Find and copy lines holding "City".

Data records
════════════════════

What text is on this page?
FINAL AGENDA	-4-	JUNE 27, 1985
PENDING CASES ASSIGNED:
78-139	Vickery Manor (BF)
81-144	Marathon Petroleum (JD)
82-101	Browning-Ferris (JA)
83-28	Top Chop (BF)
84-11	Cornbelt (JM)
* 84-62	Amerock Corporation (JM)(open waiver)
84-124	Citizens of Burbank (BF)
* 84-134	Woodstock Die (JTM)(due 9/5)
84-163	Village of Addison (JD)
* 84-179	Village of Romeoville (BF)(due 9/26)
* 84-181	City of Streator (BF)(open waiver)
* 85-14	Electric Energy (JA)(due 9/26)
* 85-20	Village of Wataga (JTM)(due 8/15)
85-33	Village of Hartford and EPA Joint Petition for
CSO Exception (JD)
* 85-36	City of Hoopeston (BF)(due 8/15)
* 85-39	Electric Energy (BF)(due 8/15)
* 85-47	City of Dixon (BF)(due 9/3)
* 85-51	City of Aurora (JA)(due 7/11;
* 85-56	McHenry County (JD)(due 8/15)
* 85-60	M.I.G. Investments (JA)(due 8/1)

════════════════════

• SOLUTION TO THIS TASK
* 84-181	City of Streator (BF)(open waiver)
* 85-36	City of Hoopeston (BF)(due 8/15)
* 85-47	City of Dixon (BF)(due 9/3)
* 85-51	City of Aurora (JA)(due 7/11;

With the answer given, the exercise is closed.